**WHAT IS REQUIRED**
Your answer should be a single number: how many lines of the material below contain "strategies".
──────── DATA RECORDS ────────
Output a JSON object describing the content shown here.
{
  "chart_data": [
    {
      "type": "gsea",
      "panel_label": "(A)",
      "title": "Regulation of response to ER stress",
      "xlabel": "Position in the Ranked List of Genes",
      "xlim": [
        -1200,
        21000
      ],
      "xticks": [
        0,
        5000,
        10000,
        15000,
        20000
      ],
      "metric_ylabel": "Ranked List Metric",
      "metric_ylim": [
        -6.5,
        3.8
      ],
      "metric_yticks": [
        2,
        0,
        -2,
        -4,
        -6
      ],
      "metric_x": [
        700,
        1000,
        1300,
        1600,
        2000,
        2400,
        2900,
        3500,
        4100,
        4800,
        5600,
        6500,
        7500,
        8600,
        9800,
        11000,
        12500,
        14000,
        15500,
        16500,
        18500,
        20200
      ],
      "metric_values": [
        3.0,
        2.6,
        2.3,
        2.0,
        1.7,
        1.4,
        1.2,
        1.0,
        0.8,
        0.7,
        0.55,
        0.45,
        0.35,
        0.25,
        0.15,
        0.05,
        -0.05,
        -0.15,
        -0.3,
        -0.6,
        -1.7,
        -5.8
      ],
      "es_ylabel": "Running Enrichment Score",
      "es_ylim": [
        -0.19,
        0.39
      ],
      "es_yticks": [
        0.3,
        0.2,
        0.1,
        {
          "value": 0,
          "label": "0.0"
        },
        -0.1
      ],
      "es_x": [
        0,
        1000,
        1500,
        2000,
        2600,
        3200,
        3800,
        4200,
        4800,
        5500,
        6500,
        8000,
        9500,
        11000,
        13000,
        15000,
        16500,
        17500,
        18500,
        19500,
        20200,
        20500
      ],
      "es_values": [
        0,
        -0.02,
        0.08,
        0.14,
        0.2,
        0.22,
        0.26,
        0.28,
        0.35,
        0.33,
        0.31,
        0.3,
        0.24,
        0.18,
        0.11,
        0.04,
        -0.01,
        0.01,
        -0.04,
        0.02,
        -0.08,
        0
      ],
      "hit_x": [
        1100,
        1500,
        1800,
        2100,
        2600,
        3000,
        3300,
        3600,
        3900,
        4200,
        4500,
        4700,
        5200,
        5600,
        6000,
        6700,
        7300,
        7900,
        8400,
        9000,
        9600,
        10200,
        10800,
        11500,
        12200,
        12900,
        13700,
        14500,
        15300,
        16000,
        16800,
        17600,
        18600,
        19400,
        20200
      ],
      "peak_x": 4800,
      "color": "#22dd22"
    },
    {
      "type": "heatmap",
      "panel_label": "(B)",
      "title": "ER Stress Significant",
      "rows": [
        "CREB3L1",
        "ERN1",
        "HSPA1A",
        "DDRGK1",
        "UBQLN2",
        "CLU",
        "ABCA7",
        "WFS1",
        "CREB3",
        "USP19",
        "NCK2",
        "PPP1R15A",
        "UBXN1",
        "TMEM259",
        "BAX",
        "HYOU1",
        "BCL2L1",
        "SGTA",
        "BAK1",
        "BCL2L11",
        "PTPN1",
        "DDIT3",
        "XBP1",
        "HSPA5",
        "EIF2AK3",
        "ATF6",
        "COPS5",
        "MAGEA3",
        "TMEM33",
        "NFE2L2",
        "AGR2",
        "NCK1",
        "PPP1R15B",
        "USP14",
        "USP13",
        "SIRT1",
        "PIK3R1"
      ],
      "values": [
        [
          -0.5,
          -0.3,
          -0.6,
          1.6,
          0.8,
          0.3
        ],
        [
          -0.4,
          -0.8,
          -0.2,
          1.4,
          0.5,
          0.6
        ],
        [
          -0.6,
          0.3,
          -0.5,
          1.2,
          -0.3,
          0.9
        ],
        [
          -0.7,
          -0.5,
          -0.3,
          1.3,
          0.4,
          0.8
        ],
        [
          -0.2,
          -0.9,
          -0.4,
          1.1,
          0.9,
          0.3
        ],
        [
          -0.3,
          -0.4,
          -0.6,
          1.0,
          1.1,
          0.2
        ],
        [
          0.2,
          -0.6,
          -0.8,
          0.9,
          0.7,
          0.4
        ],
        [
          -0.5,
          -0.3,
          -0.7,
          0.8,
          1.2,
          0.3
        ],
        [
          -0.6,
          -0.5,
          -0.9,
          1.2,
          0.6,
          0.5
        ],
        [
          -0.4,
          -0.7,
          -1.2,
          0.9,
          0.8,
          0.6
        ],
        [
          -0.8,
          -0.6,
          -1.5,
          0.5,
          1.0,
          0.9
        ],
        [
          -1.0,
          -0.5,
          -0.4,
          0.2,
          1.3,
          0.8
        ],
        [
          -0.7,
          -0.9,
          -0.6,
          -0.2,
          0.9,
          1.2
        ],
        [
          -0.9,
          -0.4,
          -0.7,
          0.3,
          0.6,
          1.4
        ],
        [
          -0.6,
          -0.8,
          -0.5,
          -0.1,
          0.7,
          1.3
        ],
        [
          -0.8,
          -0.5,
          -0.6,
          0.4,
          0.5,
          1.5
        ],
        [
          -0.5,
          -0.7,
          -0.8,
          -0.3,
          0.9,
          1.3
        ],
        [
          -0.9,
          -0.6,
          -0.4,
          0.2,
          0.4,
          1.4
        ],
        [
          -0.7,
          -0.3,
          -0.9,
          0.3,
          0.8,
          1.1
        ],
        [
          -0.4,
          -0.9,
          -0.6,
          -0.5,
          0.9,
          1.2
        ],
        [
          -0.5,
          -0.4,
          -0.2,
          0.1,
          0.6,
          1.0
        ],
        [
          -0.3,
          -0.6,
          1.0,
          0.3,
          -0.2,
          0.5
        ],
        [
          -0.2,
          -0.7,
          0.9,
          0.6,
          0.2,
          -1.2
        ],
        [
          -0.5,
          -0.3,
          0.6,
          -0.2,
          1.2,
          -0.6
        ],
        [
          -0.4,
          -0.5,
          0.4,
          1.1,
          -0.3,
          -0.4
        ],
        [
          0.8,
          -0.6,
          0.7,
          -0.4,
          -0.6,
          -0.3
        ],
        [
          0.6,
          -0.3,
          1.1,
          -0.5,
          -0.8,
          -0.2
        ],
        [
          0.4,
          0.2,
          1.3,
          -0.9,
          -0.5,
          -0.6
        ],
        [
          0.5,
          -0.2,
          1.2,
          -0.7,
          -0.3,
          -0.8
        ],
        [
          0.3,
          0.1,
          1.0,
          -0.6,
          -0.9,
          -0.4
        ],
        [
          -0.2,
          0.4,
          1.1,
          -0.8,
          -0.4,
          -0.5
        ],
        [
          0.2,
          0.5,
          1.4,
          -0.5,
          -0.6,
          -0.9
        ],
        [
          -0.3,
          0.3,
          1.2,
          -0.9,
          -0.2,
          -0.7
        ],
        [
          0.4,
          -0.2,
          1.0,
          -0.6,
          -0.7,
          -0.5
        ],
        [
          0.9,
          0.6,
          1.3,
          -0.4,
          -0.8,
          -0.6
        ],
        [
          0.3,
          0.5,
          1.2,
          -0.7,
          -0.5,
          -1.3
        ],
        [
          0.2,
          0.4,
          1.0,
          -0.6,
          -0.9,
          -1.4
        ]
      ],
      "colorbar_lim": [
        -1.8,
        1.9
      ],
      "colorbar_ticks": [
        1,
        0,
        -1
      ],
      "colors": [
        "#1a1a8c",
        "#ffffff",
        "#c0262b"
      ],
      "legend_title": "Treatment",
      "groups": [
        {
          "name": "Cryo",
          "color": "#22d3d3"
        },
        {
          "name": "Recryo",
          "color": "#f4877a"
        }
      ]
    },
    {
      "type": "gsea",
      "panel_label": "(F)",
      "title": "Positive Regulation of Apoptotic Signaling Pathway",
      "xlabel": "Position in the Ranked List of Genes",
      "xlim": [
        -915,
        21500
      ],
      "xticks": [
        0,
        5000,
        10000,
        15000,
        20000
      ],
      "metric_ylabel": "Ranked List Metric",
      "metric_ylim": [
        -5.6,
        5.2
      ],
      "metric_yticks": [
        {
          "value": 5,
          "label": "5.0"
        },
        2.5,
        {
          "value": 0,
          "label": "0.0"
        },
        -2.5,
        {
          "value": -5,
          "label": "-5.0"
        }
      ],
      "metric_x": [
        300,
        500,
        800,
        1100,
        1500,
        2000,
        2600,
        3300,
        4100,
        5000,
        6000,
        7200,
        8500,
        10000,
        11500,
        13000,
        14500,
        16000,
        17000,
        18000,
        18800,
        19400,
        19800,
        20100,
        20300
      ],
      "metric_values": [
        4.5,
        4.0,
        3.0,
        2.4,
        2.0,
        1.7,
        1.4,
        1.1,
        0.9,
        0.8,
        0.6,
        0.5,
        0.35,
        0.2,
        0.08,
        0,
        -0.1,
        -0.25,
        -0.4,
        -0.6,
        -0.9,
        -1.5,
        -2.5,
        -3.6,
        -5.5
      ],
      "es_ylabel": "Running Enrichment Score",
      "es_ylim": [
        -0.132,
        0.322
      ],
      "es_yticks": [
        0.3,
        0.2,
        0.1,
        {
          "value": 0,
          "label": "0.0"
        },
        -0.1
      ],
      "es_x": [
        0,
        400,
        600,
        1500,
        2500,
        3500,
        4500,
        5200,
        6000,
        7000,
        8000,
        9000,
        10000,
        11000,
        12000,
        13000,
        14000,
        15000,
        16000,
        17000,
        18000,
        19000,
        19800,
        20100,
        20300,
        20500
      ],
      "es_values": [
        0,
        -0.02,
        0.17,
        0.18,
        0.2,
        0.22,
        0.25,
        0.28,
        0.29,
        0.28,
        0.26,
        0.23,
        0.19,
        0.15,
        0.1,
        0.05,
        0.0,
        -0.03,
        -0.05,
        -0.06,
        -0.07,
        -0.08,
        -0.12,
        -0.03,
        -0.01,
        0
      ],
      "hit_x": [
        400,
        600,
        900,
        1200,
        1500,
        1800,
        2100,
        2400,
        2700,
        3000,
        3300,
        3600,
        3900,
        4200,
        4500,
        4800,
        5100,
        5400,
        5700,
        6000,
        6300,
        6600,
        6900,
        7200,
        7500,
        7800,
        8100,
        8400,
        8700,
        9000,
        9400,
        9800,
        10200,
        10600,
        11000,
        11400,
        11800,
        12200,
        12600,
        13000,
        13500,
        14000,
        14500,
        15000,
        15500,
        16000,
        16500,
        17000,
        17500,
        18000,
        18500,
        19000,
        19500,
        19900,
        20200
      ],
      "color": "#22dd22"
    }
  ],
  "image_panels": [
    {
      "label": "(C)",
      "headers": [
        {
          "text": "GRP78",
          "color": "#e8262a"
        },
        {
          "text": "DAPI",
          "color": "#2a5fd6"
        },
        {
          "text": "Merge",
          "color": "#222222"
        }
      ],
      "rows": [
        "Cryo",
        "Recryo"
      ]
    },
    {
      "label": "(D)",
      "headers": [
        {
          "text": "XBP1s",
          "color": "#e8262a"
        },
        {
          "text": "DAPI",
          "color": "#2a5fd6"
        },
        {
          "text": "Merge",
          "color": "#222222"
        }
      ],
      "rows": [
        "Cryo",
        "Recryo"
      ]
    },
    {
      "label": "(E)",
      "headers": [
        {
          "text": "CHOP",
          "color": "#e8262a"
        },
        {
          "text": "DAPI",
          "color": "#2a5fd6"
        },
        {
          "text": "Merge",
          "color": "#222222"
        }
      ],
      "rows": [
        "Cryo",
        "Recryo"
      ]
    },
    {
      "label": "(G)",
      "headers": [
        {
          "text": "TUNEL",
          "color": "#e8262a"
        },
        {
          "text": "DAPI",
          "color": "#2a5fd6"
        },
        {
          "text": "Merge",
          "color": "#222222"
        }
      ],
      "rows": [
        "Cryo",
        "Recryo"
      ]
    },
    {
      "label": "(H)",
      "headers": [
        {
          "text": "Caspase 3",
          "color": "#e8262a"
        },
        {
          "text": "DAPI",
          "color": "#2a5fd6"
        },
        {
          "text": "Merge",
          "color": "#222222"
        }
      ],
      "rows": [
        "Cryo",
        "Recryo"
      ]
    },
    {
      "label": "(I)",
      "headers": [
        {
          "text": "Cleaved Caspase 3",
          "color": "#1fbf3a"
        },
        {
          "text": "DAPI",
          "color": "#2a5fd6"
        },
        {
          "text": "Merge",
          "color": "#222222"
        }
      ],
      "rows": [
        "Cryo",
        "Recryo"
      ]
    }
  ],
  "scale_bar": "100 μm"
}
────────
──────── DATA RECORDS ────────
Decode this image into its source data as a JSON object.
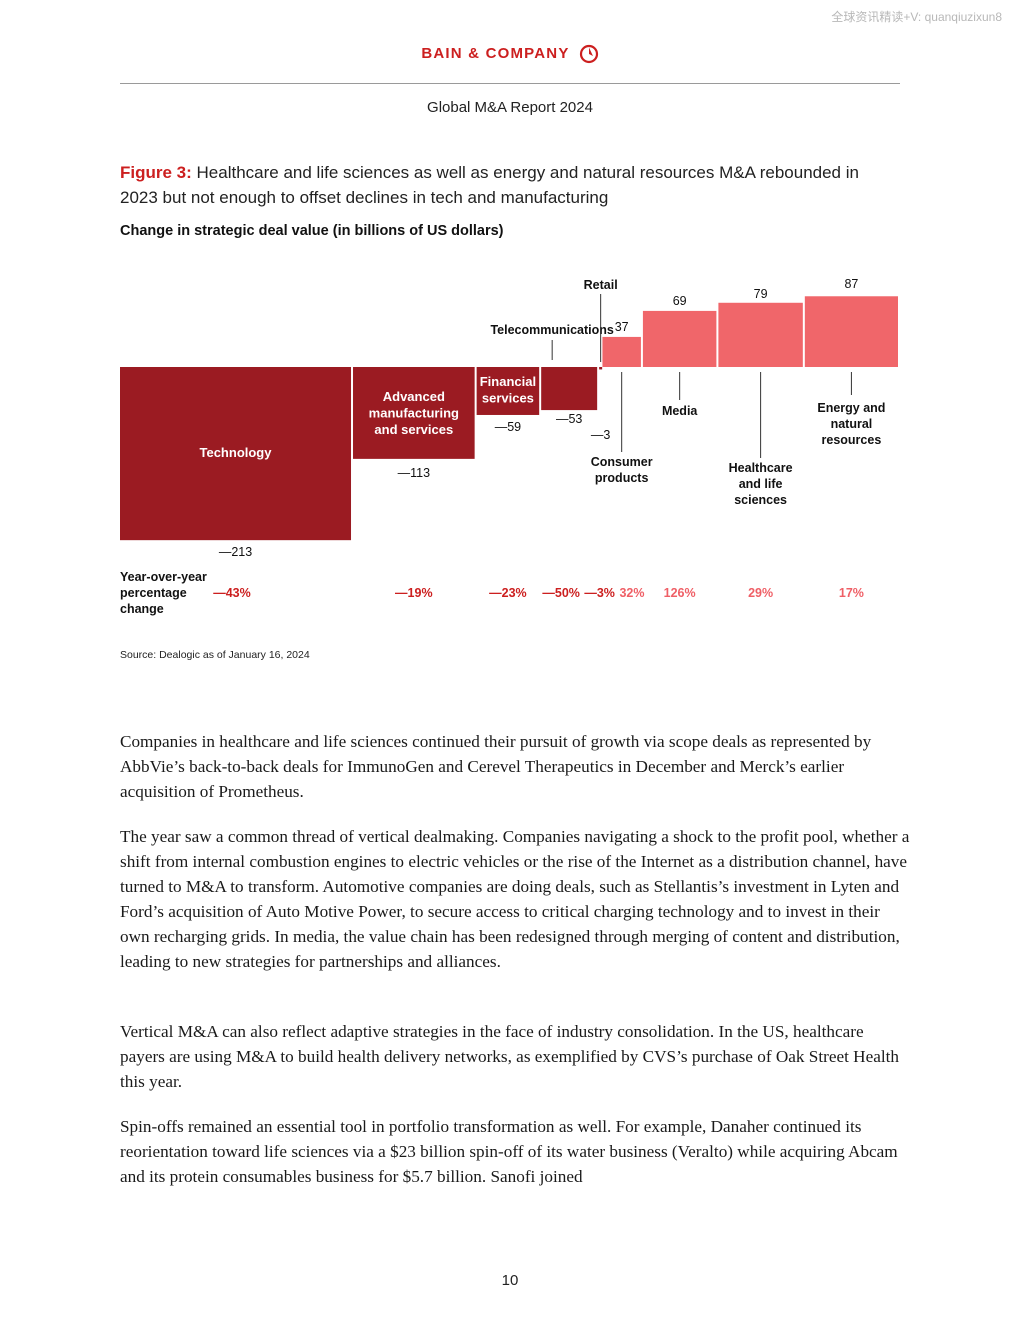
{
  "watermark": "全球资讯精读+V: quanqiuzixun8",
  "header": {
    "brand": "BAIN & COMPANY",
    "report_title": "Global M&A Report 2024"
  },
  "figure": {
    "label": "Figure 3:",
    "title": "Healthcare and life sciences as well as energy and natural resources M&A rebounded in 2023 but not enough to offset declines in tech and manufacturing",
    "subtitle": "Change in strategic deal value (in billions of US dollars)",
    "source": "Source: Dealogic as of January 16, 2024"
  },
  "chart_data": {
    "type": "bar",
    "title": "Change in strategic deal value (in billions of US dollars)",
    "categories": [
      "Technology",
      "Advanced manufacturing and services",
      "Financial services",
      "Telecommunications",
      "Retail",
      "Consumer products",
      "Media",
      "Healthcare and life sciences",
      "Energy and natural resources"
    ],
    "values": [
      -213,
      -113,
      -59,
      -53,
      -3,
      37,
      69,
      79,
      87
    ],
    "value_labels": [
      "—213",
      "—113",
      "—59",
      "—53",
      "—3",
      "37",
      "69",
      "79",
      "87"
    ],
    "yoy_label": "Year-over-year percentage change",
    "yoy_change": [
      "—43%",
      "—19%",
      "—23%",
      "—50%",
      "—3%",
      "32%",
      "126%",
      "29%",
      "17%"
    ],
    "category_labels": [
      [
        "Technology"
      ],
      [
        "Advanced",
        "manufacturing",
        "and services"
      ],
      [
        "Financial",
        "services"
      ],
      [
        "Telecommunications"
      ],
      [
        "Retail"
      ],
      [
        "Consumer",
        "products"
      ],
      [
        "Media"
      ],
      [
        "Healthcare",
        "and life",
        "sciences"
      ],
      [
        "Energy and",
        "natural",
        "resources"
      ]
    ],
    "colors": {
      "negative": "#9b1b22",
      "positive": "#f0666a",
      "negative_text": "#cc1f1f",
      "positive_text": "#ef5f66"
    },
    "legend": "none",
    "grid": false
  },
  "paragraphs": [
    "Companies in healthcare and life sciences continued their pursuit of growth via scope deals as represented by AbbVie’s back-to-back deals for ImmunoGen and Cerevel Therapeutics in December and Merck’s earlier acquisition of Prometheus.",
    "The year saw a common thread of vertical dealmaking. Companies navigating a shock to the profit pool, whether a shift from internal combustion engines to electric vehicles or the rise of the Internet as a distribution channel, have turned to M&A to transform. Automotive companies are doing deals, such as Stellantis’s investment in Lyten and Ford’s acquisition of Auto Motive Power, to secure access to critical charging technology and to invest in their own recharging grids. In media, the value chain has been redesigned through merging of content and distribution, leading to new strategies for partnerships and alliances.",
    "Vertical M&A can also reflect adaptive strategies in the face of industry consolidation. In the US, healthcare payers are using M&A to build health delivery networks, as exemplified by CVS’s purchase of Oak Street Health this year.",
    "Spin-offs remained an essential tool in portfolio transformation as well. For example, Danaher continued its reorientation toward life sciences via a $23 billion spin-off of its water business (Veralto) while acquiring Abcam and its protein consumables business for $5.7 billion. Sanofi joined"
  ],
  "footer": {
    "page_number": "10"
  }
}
────────
──────── DATA RECORDS ────────
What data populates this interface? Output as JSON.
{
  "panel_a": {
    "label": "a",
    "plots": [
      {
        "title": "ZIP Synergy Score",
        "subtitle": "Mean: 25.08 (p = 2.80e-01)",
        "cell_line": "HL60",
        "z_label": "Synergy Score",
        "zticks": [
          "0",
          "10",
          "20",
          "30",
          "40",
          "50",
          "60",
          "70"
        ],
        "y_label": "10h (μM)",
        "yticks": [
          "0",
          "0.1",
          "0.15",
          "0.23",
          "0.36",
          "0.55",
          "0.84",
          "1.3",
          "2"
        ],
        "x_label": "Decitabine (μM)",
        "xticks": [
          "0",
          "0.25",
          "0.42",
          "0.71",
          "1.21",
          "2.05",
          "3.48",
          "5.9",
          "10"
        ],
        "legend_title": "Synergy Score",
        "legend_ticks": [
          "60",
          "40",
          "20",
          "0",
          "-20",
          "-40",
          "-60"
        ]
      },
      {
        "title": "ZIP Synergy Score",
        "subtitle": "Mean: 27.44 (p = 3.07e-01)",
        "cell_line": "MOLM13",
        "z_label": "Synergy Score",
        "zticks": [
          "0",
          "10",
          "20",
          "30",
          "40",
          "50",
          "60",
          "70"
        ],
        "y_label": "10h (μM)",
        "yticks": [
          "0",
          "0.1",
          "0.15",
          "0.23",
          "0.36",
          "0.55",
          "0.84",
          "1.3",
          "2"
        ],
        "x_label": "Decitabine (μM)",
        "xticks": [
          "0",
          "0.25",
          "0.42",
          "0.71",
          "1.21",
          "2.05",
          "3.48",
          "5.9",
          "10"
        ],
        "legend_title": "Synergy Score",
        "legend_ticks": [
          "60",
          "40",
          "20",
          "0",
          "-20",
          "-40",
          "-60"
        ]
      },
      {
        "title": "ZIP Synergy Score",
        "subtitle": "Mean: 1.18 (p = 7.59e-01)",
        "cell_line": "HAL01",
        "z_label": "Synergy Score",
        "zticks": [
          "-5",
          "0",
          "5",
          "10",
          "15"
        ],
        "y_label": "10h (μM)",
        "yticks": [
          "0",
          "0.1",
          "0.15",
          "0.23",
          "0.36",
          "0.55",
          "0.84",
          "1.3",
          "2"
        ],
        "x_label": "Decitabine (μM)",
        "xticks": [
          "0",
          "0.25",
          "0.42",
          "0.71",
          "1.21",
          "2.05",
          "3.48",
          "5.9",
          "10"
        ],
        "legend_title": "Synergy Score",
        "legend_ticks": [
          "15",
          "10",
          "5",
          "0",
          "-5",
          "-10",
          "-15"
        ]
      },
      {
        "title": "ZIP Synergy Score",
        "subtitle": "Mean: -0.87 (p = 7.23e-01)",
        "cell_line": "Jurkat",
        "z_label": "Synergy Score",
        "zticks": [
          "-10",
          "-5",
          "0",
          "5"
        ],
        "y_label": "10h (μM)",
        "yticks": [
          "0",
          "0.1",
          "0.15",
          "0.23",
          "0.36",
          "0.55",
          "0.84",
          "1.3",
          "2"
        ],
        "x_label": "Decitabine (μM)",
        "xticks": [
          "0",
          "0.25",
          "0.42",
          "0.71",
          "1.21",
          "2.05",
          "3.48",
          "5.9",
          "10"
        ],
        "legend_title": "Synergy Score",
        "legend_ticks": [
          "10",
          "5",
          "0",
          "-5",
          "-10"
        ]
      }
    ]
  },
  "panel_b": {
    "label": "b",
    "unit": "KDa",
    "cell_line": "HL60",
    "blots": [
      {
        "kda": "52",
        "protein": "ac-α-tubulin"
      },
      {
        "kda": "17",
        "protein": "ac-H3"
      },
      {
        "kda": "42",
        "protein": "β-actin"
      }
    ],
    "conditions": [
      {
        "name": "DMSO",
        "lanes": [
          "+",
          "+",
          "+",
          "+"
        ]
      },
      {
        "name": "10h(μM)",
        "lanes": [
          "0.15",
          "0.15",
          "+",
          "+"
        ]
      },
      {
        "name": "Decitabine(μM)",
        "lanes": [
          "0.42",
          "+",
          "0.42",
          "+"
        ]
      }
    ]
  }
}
────────
**COMPLETED TASK**
2